■ To do: Extract all lines that hold "Count" from the records below.

···

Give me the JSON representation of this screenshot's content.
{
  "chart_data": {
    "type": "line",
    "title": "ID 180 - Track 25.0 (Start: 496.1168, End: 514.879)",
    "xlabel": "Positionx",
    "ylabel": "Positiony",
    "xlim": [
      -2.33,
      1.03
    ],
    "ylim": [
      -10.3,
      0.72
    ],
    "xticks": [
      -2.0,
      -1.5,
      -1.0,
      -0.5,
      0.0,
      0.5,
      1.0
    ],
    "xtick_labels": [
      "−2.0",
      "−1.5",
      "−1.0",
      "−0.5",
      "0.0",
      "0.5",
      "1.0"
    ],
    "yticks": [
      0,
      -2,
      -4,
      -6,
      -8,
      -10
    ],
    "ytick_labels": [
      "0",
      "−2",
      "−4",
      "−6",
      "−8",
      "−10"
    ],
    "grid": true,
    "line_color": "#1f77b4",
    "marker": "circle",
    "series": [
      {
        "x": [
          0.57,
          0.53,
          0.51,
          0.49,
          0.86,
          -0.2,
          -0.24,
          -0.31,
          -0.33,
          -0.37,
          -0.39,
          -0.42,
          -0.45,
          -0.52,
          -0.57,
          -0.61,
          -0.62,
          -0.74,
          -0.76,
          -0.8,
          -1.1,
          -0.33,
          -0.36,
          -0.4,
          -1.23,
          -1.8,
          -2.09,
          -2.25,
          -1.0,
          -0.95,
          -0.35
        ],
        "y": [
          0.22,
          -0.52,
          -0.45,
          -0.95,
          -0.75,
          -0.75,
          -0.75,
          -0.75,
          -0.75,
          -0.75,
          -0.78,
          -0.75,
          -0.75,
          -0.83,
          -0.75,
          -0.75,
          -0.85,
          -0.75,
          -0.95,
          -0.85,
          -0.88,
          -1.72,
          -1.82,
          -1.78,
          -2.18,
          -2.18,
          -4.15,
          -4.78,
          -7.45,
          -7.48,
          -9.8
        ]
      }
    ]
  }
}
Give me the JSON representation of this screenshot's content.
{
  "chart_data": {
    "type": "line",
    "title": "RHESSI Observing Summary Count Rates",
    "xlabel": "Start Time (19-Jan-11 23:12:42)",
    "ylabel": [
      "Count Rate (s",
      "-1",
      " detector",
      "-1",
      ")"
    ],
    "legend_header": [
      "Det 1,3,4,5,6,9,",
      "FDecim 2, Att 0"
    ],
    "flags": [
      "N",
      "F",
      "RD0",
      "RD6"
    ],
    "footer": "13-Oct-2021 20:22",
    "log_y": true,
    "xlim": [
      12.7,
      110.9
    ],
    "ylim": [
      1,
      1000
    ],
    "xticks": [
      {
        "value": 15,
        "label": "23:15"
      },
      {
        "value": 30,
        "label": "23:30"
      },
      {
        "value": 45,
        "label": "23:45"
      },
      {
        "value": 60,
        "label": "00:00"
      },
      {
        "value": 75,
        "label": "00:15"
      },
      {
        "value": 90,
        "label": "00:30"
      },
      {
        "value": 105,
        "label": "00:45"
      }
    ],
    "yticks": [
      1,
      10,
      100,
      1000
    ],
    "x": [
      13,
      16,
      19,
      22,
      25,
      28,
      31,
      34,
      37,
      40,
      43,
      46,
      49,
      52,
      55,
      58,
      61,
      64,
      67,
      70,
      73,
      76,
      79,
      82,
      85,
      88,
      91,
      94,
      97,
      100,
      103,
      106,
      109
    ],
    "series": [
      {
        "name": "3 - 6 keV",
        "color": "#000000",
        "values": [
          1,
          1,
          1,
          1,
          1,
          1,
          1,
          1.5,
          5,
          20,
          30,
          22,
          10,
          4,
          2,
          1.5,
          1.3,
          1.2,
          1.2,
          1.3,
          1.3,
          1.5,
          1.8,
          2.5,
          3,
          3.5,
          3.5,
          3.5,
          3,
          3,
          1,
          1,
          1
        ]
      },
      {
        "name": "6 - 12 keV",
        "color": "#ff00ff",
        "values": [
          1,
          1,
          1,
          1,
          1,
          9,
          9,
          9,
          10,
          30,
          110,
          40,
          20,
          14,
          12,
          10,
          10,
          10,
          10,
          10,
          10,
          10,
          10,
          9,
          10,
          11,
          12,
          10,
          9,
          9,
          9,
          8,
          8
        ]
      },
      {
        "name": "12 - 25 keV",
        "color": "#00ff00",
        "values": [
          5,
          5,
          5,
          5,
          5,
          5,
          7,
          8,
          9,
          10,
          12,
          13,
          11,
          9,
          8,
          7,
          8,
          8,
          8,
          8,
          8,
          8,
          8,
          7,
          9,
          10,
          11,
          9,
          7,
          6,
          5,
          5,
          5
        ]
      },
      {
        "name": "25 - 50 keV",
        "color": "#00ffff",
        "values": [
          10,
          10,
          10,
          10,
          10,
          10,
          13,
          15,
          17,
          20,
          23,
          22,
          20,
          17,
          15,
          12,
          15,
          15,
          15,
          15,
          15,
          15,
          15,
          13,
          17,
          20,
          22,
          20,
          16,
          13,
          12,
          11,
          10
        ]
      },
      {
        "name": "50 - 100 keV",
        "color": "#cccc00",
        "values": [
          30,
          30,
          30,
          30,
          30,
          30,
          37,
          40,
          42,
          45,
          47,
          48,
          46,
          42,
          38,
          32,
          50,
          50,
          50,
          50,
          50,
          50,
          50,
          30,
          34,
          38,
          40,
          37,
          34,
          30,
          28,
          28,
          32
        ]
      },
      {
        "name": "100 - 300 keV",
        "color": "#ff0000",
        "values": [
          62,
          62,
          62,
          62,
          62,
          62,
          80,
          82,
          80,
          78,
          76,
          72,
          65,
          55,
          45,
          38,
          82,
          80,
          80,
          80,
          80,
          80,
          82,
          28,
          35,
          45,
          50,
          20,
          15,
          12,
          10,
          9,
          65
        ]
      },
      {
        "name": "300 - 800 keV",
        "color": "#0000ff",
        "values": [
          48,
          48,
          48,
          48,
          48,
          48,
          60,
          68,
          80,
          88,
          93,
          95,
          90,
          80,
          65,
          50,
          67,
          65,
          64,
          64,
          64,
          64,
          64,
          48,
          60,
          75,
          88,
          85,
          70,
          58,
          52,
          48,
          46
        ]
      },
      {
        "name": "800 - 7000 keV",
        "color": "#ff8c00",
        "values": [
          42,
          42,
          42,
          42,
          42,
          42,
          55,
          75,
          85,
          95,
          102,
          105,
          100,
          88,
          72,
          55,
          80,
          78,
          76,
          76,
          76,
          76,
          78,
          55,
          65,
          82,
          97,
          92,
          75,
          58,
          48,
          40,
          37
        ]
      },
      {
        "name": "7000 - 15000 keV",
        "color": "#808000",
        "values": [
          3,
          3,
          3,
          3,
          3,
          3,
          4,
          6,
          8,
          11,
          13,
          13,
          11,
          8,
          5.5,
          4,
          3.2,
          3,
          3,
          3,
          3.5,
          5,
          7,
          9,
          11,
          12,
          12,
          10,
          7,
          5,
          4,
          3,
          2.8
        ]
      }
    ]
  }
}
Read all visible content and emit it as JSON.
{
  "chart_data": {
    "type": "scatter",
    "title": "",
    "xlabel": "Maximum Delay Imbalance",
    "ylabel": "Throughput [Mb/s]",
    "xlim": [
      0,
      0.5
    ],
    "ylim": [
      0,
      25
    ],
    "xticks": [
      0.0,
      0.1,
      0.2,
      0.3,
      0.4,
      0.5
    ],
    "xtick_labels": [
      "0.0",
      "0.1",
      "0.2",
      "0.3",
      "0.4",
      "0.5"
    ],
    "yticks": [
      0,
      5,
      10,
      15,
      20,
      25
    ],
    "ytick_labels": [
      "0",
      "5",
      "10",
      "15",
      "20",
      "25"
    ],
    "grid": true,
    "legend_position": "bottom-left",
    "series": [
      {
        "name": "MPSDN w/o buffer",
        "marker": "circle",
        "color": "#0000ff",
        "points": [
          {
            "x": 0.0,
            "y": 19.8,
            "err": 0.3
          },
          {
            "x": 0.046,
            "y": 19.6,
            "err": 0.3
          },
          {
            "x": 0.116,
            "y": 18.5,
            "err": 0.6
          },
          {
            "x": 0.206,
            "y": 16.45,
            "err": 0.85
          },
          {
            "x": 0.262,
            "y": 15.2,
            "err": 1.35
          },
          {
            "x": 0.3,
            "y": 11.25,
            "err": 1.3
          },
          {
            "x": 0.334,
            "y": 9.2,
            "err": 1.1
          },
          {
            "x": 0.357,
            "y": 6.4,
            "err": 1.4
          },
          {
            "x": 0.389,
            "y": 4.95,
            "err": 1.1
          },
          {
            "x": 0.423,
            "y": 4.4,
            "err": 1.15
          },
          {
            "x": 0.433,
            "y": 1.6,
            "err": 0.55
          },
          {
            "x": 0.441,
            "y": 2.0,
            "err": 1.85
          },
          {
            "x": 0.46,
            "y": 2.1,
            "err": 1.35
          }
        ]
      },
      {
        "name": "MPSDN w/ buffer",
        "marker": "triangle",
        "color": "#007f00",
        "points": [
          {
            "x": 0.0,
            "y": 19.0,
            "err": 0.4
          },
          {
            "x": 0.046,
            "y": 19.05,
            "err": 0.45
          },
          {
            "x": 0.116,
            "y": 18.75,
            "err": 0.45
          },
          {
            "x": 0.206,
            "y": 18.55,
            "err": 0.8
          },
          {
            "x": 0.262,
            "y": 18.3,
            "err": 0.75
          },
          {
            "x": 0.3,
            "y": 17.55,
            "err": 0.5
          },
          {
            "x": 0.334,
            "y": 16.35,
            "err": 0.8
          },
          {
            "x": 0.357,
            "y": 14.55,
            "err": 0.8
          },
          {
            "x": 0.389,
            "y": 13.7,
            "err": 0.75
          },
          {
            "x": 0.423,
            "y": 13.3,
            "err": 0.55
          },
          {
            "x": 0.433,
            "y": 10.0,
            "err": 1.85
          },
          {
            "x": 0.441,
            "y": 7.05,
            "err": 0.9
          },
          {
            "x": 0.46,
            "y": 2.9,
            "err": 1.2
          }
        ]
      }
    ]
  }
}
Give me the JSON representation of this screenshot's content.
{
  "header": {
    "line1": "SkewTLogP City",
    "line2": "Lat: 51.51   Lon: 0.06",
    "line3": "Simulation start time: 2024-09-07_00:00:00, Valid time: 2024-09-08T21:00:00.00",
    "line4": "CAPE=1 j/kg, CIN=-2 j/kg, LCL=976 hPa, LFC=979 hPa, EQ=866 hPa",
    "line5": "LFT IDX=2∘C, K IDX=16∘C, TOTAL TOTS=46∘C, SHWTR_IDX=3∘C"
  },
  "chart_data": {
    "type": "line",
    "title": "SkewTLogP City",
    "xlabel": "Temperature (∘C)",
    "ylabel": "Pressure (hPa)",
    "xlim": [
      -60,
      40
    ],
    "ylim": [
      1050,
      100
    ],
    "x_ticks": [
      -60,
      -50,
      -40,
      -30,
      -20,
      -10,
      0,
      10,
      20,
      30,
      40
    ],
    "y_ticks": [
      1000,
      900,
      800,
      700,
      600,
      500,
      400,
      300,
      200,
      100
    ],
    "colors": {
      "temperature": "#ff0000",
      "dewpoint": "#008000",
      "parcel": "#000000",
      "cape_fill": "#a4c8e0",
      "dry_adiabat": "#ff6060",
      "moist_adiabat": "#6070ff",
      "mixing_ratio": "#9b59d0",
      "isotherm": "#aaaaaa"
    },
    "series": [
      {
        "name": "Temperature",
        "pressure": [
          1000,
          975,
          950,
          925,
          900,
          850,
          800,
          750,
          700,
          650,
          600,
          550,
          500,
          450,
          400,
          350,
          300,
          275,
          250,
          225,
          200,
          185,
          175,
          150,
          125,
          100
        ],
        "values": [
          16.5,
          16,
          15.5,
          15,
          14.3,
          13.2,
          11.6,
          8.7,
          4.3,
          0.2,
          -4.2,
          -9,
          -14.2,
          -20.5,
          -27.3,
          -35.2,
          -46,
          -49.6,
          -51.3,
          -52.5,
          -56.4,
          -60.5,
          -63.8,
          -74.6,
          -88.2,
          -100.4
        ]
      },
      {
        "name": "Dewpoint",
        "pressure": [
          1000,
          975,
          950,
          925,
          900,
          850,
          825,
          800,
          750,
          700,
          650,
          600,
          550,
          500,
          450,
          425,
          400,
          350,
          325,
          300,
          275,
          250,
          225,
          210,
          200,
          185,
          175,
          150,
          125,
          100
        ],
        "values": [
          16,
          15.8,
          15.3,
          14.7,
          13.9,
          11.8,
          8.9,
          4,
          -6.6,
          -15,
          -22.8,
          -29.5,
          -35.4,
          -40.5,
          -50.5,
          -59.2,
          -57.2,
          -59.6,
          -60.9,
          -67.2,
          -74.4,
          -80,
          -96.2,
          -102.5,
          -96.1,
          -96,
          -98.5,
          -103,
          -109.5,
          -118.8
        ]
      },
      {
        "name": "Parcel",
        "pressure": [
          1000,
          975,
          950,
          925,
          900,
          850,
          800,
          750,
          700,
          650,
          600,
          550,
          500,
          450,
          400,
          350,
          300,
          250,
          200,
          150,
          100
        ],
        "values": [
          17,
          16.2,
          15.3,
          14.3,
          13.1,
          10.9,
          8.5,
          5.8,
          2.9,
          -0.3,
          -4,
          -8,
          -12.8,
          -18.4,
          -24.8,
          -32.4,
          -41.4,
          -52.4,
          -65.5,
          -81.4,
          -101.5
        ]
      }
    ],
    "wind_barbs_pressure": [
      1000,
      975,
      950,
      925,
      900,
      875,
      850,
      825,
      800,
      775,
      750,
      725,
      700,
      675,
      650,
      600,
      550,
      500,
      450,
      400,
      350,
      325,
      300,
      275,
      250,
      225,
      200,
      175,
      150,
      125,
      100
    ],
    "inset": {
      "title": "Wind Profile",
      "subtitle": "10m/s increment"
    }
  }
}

···

■ Task response:
    "title": "RHESSI Observing Summary Count Rates",
      "Count Rate (s",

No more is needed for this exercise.